> [EXERCISE]
Only a number is wanted: the count of lines in this listing that contain "rest".

Dataset records on visual material:
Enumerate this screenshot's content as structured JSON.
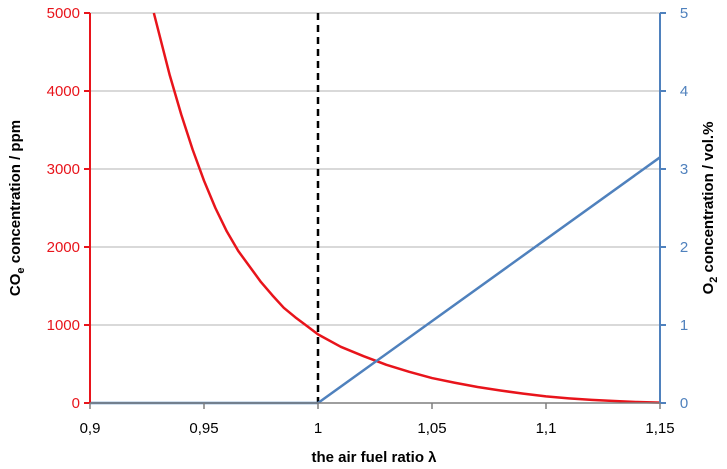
{
  "chart_data": {
    "type": "line",
    "xlabel": "the air fuel ratio λ",
    "ylabel_left": {
      "main": "CO",
      "sub": "e",
      "rest": " concentration / ppm"
    },
    "ylabel_right": {
      "main": "O",
      "sub": "2",
      "rest": " concentration / vol.%"
    },
    "x_ticks": [
      0.9,
      0.95,
      1,
      1.05,
      1.1,
      1.15
    ],
    "x_tick_labels": [
      "0,9",
      "0,95",
      "1",
      "1,05",
      "1,1",
      "1,15"
    ],
    "xlim": [
      0.9,
      1.15
    ],
    "ylim_left": [
      0,
      5000
    ],
    "y_ticks_left": [
      0,
      1000,
      2000,
      3000,
      4000,
      5000
    ],
    "y_tick_labels_left": [
      "0",
      "1000",
      "2000",
      "3000",
      "4000",
      "5000"
    ],
    "ylim_right": [
      0,
      5
    ],
    "y_ticks_right": [
      0,
      1,
      2,
      3,
      4,
      5
    ],
    "y_tick_labels_right": [
      "0",
      "1",
      "2",
      "3",
      "4",
      "5"
    ],
    "grid": true,
    "reference_line": {
      "x": 1,
      "style": "dashed",
      "color": "#000000"
    },
    "series": [
      {
        "axis": "left",
        "color": "#e8141b",
        "x": [
          0.928,
          0.935,
          0.94,
          0.945,
          0.95,
          0.955,
          0.96,
          0.965,
          0.97,
          0.975,
          0.98,
          0.985,
          0.99,
          0.995,
          1.0,
          1.01,
          1.02,
          1.03,
          1.04,
          1.05,
          1.06,
          1.07,
          1.08,
          1.09,
          1.1,
          1.11,
          1.12,
          1.13,
          1.14,
          1.15
        ],
        "y": [
          5000,
          4200,
          3700,
          3250,
          2850,
          2500,
          2200,
          1950,
          1750,
          1550,
          1380,
          1220,
          1100,
          990,
          880,
          720,
          600,
          490,
          400,
          320,
          260,
          205,
          160,
          120,
          85,
          60,
          40,
          25,
          12,
          5
        ]
      },
      {
        "axis": "right",
        "color": "#4f81bd",
        "x": [
          0.9,
          1.0,
          1.15
        ],
        "y": [
          0,
          0,
          3.15
        ]
      }
    ]
  }
}
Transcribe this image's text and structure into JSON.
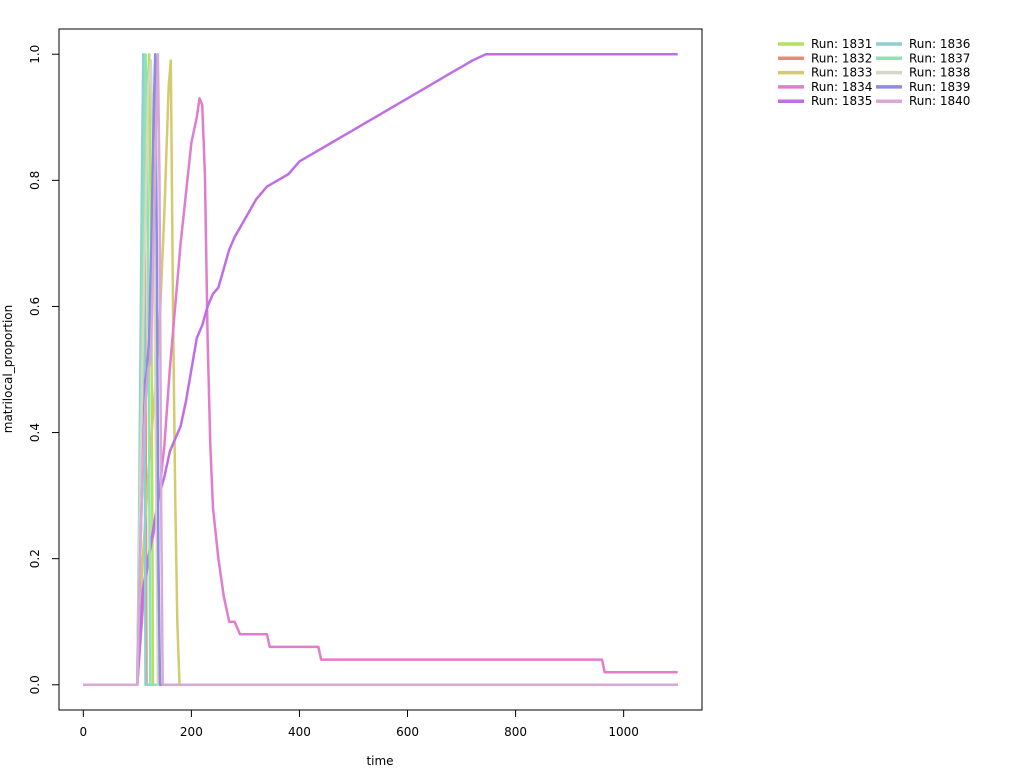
{
  "chart_data": {
    "type": "line",
    "title": "",
    "xlabel": "time",
    "ylabel": "matrilocal_proportion",
    "xlim": [
      -45,
      1145
    ],
    "ylim": [
      -0.04,
      1.04
    ],
    "xticks": [
      0,
      200,
      400,
      600,
      800,
      1000
    ],
    "yticks": [
      0.0,
      0.2,
      0.4,
      0.6,
      0.8,
      1.0
    ],
    "xtick_labels": [
      "0",
      "200",
      "400",
      "600",
      "800",
      "1000"
    ],
    "ytick_labels": [
      "0.0",
      "0.2",
      "0.4",
      "0.6",
      "0.8",
      "1.0"
    ],
    "legend_position": "top-right, outside plot",
    "grid": false,
    "series": [
      {
        "name": "Run: 1831",
        "color": "#b3e061",
        "x": [
          0,
          100,
          103,
          106,
          110,
          114,
          118,
          122,
          126,
          129,
          1100
        ],
        "y": [
          0,
          0,
          0.15,
          0.35,
          0.55,
          0.75,
          0.92,
          1.0,
          0.6,
          0,
          0
        ]
      },
      {
        "name": "Run: 1832",
        "color": "#e48d70",
        "x": [
          0,
          100,
          104,
          107,
          110,
          113,
          115,
          117,
          1100
        ],
        "y": [
          0,
          0,
          0.2,
          0.4,
          0.62,
          0.85,
          0.5,
          0,
          0
        ]
      },
      {
        "name": "Run: 1833",
        "color": "#d4cb6e",
        "x": [
          0,
          100,
          110,
          120,
          130,
          140,
          150,
          158,
          162,
          166,
          170,
          174,
          178,
          1100
        ],
        "y": [
          0,
          0,
          0.2,
          0.33,
          0.44,
          0.55,
          0.75,
          0.95,
          0.99,
          0.6,
          0.3,
          0.1,
          0,
          0
        ]
      },
      {
        "name": "Run: 1834",
        "color": "#e27ccc",
        "x": [
          0,
          100,
          110,
          120,
          130,
          140,
          150,
          160,
          170,
          180,
          190,
          200,
          210,
          215,
          220,
          225,
          230,
          235,
          240,
          245,
          250,
          255,
          260,
          265,
          270,
          280,
          290,
          300,
          340,
          345,
          435,
          440,
          960,
          965,
          1100
        ],
        "y": [
          0,
          0,
          0.12,
          0.2,
          0.24,
          0.3,
          0.38,
          0.5,
          0.6,
          0.7,
          0.78,
          0.86,
          0.9,
          0.93,
          0.92,
          0.81,
          0.55,
          0.38,
          0.28,
          0.24,
          0.2,
          0.17,
          0.14,
          0.12,
          0.1,
          0.1,
          0.08,
          0.08,
          0.08,
          0.06,
          0.06,
          0.04,
          0.04,
          0.02,
          0.02
        ]
      },
      {
        "name": "Run: 1835",
        "color": "#c06ee6",
        "x": [
          0,
          100,
          110,
          120,
          130,
          140,
          150,
          160,
          170,
          180,
          190,
          200,
          210,
          220,
          230,
          240,
          250,
          260,
          270,
          280,
          300,
          320,
          340,
          360,
          380,
          400,
          420,
          440,
          460,
          480,
          500,
          520,
          540,
          560,
          580,
          600,
          620,
          640,
          660,
          680,
          700,
          720,
          745,
          1100
        ],
        "y": [
          0,
          0,
          0.15,
          0.2,
          0.25,
          0.3,
          0.33,
          0.37,
          0.39,
          0.41,
          0.45,
          0.5,
          0.55,
          0.57,
          0.6,
          0.62,
          0.63,
          0.66,
          0.69,
          0.71,
          0.74,
          0.77,
          0.79,
          0.8,
          0.81,
          0.83,
          0.84,
          0.85,
          0.86,
          0.87,
          0.88,
          0.89,
          0.9,
          0.91,
          0.92,
          0.93,
          0.94,
          0.95,
          0.96,
          0.97,
          0.98,
          0.99,
          1.0,
          1.0
        ]
      },
      {
        "name": "Run: 1836",
        "color": "#8ecfd1",
        "x": [
          0,
          100,
          103,
          106,
          109,
          111,
          113,
          115,
          1100
        ],
        "y": [
          0,
          0,
          0.25,
          0.55,
          0.85,
          1.0,
          0.6,
          0,
          0
        ]
      },
      {
        "name": "Run: 1837",
        "color": "#8fe3b2",
        "x": [
          0,
          100,
          103,
          106,
          109,
          112,
          115,
          118,
          121,
          124,
          1100
        ],
        "y": [
          0,
          0,
          0.2,
          0.4,
          0.6,
          0.8,
          1.0,
          0.9,
          0.5,
          0,
          0
        ]
      },
      {
        "name": "Run: 1838",
        "color": "#d7d7c5",
        "x": [
          0,
          100,
          105,
          110,
          115,
          120,
          125,
          130,
          135,
          138,
          1100
        ],
        "y": [
          0,
          0,
          0.3,
          0.55,
          0.75,
          0.95,
          0.99,
          0.8,
          0.3,
          0,
          0
        ]
      },
      {
        "name": "Run: 1839",
        "color": "#8c8de2",
        "x": [
          0,
          100,
          105,
          110,
          114,
          118,
          122,
          126,
          130,
          133,
          136,
          139,
          142,
          1100
        ],
        "y": [
          0,
          0,
          0.2,
          0.35,
          0.48,
          0.5,
          0.55,
          0.7,
          0.9,
          1.0,
          0.7,
          0.2,
          0,
          0
        ]
      },
      {
        "name": "Run: 1840",
        "color": "#d8a9d6",
        "x": [
          0,
          100,
          105,
          110,
          115,
          120,
          125,
          130,
          135,
          138,
          141,
          144,
          147,
          1100
        ],
        "y": [
          0,
          0,
          0.2,
          0.35,
          0.45,
          0.5,
          0.52,
          0.7,
          0.9,
          1.0,
          0.8,
          0.3,
          0,
          0
        ]
      }
    ]
  }
}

> [OUTPUT BELOW]
2